• **Given problem**:
Report how many lines contain "用法相同". Give the number and nothing else.

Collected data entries
(begin)

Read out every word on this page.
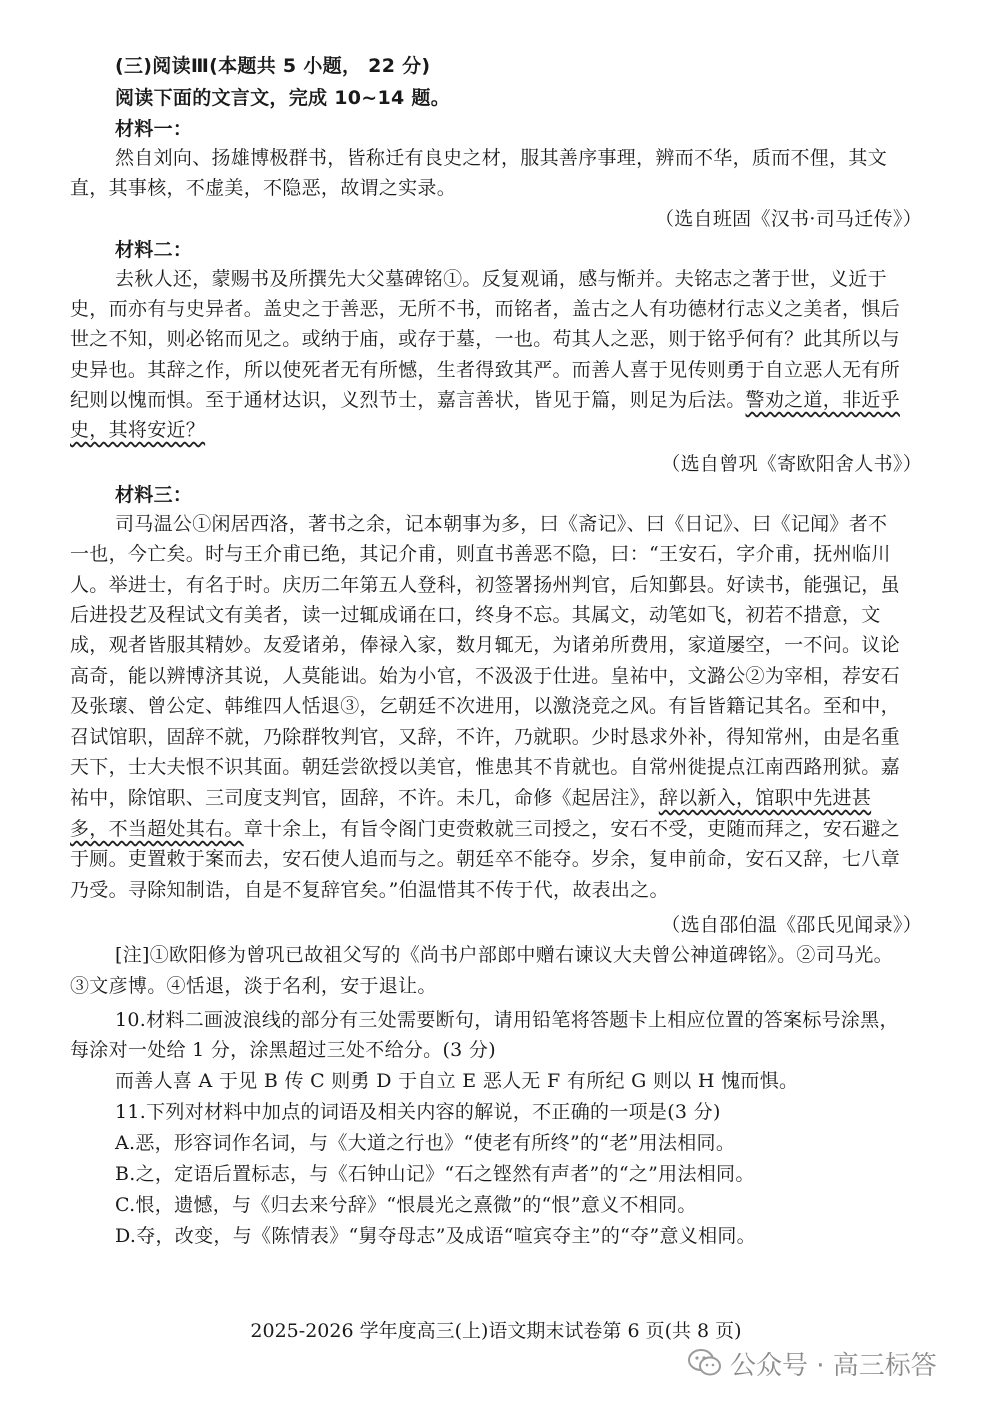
(三)阅读Ⅲ(本题共 5 小题， 22 分)
阅读下面的文言文，完成 10~14 题。
材料一：
然自刘向、扬雄博极群书，皆称迁有良史之材，服其善序事理，辨而不华，质而不俚，其文
直，其事核，不虚美，不隐恶，故谓之实录。
（选自班固《汉书·司马迁传》）
材料二：
去秋人还，蒙赐书及所撰先大父墓碑铭①。反复观诵，感与惭并。夫铭志之著于世，义近于
史，而亦有与史异者。盖史之于善恶，无所不书，而铭者，盖古之人有功德材行志义之美者，惧后
世之不知，则必铭而见之。或纳于庙，或存于墓，一也。苟其人之恶，则于铭乎何有？此其所以与
史异也。其辞之作，所以使死者无有所憾，生者得致其严。而善人喜于见传则勇于自立恶人无有所
纪则以愧而惧。至于通材达识，义烈节士，嘉言善状，皆见于篇，则足为后法。警劝之道，非近乎
史，其将安近？
（选自曾巩《寄欧阳舍人书》）
材料三：
司马温公①闲居西洛，著书之余，记本朝事为多，曰《斋记》、曰《日记》、曰《记闻》者不
一也，今亡矣。时与王介甫已绝，其记介甫，则直书善恶不隐，曰：“王安石，字介甫，抚州临川
人。举进士，有名于时。庆历二年第五人登科，初签署扬州判官，后知鄞县。好读书，能强记，虽
后进投艺及程试文有美者，读一过辄成诵在口，终身不忘。其属文，动笔如飞，初若不措意，文
成，观者皆服其精妙。友爱诸弟，俸禄入家，数月辄无，为诸弟所费用，家道屡空，一不问。议论
高奇，能以辨博济其说，人莫能诎。始为小官，不汲汲于仕进。皇祐中，文潞公②为宰相，荐安石
及张瓌、曾公定、韩维四人恬退③，乞朝廷不次进用，以激浇竞之风。有旨皆籍记其名。至和中，
召试馆职，固辞不就，乃除群牧判官，又辞，不许，乃就职。少时恳求外补，得知常州，由是名重
天下，士大夫恨不识其面。朝廷尝欲授以美官，惟患其不肯就也。自常州徙提点江南西路刑狱。嘉
祐中，除馆职、三司度支判官，固辞，不许。未几，命修《起居注》，辞以新入，馆职中先进甚
多，不当超处其右。章十余上，有旨令阁门吏赍敕就三司授之，安石不受，吏随而拜之，安石避之
于厕。吏置敕于案而去，安石使人追而与之。朝廷卒不能夺。岁余，复申前命，安石又辞，七八章
乃受。寻除知制诰，自是不复辞官矣。”伯温惜其不传于代，故表出之。
（选自邵伯温《邵氏见闻录》）
[注]①欧阳修为曾巩已故祖父写的《尚书户部郎中赠右谏议大夫曾公神道碑铭》。②司马光。
③文彦博。④恬退，淡于名利，安于退让。
10.材料二画波浪线的部分有三处需要断句，请用铅笔将答题卡上相应位置的答案标号涂黑，
每涂对一处给 1 分，涂黑超过三处不给分。(3 分)
而善人喜 A 于见 B 传 C 则勇 D 于自立 E 恶人无 F 有所纪 G 则以 H 愧而惧。
11.下列对材料中加点的词语及相关内容的解说，不正确的一项是(3 分)
A.恶，形容词作名词，与《大道之行也》“使老有所终”的“老”用法相同。
B.之，定语后置标志，与《石钟山记》“石之铿然有声者”的“之”用法相同。
C.恨，遗憾，与《归去来兮辞》“恨晨光之熹微”的“恨”意义不相同。
D.夺，改变，与《陈情表》“舅夺母志”及成语“喧宾夺主”的“夺”意义相同。
2025-2026 学年度高三(上)语文期末试卷第 6 页(共 8 页)
公众号 · 高三标答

(end)

• **Response to the exercise**:
2